__Task statement__
Tally every line of the entries that contains the string "this", then reply with only that number.

__The data__
*-*-*

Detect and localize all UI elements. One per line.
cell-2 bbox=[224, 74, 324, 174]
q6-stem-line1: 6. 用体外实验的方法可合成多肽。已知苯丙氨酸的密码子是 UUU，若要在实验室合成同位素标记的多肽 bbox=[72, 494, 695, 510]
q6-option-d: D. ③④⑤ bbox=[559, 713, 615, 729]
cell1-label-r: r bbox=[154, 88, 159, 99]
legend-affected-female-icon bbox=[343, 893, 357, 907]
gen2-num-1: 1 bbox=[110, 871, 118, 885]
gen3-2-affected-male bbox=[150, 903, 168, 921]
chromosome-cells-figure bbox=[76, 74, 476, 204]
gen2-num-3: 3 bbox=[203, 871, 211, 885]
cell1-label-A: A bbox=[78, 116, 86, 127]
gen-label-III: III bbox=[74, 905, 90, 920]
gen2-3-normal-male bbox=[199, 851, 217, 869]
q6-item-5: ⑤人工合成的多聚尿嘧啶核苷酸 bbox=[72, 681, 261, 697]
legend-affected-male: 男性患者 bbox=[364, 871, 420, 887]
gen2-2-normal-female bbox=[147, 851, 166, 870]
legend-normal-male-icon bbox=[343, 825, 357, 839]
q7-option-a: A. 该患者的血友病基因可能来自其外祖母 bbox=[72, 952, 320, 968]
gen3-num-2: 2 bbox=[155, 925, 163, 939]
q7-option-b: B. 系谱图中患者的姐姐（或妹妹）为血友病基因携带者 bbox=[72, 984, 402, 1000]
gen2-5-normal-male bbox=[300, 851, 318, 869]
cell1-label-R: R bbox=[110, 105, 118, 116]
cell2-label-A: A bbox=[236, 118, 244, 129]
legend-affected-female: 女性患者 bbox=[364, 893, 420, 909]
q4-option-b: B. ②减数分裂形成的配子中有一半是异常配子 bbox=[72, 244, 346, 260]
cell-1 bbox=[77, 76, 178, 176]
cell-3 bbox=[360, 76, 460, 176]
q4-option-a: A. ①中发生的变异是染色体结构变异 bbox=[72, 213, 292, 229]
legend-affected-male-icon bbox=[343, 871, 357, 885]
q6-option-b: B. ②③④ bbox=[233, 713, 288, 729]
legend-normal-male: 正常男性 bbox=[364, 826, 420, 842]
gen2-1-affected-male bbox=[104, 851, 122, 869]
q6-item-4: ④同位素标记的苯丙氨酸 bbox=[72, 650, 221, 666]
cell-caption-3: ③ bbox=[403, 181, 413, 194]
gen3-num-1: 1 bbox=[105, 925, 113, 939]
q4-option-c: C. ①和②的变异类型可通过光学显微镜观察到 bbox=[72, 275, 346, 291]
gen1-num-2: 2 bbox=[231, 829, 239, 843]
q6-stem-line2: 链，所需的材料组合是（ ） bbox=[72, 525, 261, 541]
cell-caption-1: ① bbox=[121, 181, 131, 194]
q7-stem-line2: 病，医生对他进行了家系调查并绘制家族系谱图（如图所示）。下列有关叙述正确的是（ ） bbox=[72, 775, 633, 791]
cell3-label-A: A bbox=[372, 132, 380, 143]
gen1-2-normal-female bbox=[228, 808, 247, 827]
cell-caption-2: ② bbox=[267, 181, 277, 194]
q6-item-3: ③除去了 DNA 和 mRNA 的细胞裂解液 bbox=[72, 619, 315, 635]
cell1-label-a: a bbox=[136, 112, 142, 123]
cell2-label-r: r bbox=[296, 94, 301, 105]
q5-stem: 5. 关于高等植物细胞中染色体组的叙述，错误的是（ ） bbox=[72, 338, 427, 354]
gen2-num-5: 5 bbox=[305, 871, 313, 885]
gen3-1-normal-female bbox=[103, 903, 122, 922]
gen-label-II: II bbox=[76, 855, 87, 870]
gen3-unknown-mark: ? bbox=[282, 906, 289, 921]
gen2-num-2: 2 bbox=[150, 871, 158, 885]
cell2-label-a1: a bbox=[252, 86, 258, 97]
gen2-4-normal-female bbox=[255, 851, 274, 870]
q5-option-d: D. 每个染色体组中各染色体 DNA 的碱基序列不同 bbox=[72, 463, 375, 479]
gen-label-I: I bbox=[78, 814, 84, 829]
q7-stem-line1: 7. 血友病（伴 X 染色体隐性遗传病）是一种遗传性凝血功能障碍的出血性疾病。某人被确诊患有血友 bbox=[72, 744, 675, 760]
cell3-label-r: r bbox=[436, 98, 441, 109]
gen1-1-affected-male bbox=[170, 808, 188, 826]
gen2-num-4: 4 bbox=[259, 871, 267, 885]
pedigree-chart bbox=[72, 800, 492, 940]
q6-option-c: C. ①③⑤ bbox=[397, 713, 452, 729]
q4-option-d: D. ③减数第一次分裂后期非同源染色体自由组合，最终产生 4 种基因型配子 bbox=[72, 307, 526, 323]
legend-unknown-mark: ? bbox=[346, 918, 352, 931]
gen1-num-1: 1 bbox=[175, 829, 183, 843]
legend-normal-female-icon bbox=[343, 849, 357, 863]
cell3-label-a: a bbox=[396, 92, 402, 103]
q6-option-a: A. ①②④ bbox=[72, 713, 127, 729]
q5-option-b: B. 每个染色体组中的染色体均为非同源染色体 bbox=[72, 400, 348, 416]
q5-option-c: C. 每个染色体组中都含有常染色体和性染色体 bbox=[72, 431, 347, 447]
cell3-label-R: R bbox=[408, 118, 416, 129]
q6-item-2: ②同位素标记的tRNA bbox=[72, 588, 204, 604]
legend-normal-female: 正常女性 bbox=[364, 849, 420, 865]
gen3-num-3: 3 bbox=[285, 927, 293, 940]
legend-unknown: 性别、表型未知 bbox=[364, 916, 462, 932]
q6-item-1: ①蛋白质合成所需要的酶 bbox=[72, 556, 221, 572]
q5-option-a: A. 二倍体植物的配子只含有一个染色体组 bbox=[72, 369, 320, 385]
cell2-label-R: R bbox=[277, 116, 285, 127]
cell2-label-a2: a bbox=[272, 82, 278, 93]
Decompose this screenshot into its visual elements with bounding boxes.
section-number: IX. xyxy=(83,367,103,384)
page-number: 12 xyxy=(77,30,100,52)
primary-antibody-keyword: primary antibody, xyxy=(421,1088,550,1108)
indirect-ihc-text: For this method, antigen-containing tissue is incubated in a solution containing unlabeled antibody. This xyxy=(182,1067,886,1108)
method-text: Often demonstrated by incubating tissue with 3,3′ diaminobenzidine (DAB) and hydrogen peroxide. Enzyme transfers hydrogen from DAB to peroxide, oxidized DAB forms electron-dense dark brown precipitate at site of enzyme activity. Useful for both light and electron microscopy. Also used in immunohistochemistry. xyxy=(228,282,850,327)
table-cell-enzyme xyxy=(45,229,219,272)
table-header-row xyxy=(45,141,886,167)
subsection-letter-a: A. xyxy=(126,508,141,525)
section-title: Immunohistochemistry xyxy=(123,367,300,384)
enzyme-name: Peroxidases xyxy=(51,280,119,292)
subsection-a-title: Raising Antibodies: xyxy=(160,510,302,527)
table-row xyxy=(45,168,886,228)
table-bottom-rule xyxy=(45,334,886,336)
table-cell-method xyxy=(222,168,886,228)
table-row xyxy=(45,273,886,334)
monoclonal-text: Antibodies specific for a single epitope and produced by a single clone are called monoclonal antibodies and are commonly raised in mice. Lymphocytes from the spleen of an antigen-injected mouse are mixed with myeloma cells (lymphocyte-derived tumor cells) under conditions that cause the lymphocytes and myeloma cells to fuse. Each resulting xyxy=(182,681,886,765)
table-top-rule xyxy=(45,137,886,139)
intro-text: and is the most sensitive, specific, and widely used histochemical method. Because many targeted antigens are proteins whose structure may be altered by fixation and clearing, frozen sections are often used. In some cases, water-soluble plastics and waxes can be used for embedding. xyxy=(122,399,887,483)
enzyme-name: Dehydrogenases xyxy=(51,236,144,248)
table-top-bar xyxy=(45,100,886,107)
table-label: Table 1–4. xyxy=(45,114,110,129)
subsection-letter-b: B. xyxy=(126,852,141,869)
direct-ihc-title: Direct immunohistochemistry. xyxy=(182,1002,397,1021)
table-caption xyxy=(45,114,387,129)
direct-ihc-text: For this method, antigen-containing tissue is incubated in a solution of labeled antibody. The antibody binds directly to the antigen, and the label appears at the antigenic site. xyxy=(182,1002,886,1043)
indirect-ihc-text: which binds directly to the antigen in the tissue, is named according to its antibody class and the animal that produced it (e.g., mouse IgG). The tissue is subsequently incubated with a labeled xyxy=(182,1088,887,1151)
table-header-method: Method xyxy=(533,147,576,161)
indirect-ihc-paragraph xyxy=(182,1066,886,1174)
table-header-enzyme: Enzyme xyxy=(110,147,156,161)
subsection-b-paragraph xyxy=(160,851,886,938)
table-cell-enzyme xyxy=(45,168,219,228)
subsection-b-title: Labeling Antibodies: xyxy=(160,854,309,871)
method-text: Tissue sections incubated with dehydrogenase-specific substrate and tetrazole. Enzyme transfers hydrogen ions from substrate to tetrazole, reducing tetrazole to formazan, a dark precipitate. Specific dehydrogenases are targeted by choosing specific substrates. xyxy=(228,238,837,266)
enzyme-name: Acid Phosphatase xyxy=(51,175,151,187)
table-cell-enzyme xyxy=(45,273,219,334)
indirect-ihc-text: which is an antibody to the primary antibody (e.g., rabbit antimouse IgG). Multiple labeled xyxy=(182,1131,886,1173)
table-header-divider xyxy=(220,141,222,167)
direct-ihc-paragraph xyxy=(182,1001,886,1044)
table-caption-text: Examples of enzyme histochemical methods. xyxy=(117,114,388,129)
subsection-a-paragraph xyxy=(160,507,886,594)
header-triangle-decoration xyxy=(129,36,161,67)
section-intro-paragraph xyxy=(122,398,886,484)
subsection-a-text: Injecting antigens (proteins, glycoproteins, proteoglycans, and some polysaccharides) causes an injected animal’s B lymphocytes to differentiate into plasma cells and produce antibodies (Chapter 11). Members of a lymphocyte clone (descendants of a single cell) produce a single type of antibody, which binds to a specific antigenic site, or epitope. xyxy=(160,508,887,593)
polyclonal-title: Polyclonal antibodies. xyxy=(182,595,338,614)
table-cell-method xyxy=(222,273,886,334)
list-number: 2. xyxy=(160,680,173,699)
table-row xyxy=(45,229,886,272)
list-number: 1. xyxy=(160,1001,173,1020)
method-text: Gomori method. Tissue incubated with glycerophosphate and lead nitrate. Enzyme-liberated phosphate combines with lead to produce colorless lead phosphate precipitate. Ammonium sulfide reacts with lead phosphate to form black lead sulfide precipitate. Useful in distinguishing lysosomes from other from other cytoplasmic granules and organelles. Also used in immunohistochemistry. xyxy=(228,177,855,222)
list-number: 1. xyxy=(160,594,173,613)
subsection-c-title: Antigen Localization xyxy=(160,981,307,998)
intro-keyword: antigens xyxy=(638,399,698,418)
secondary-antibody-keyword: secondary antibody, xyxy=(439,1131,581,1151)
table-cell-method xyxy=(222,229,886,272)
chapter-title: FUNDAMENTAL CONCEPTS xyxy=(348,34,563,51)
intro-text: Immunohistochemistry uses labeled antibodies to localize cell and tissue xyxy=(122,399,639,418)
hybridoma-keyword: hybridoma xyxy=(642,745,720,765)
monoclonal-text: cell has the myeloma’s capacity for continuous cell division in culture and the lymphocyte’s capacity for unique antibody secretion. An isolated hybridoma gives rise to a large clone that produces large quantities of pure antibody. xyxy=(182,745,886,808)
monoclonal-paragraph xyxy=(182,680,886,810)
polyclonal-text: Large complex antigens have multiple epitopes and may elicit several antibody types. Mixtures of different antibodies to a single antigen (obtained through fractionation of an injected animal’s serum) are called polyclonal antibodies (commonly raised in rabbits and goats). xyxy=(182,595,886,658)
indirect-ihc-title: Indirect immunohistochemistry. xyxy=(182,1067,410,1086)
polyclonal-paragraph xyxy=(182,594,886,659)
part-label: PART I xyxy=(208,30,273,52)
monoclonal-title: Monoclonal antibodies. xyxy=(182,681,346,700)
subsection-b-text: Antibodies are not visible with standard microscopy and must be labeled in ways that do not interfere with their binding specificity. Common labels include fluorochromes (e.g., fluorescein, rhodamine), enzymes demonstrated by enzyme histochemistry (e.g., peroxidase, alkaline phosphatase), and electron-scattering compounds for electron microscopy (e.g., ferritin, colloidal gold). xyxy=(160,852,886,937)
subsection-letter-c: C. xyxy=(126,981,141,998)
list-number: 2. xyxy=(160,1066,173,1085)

*-*-*

__Task result__
3